## EXERCISE DESCRIPTION
Look through the data below and work out how many lines contain the string "Happy". Give the number alone.

## RECORDED DATA
•••••

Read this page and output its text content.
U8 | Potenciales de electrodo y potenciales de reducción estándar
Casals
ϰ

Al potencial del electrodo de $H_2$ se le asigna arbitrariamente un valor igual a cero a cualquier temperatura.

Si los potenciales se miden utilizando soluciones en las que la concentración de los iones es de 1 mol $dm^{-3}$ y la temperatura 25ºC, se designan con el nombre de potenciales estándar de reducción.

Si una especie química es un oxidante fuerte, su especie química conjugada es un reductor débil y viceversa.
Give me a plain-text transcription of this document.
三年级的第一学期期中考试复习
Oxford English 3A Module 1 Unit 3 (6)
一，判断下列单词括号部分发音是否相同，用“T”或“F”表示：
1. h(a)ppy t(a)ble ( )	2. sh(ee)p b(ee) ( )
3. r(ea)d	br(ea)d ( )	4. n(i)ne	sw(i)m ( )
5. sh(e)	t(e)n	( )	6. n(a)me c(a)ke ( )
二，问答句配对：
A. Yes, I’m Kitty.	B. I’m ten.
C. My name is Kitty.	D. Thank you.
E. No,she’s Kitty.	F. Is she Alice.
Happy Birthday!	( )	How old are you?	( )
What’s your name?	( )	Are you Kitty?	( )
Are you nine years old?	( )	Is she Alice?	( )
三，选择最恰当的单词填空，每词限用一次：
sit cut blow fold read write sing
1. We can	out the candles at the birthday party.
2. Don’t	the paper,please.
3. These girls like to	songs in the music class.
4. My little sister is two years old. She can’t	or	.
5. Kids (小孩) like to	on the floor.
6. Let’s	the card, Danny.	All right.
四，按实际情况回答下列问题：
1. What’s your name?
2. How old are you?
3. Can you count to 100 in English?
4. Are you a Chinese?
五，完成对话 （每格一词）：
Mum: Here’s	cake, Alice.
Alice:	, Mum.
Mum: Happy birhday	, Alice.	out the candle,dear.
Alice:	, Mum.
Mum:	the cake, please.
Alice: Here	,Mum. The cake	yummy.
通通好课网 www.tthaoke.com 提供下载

•••••

## ANSWER FOR THE TASK
2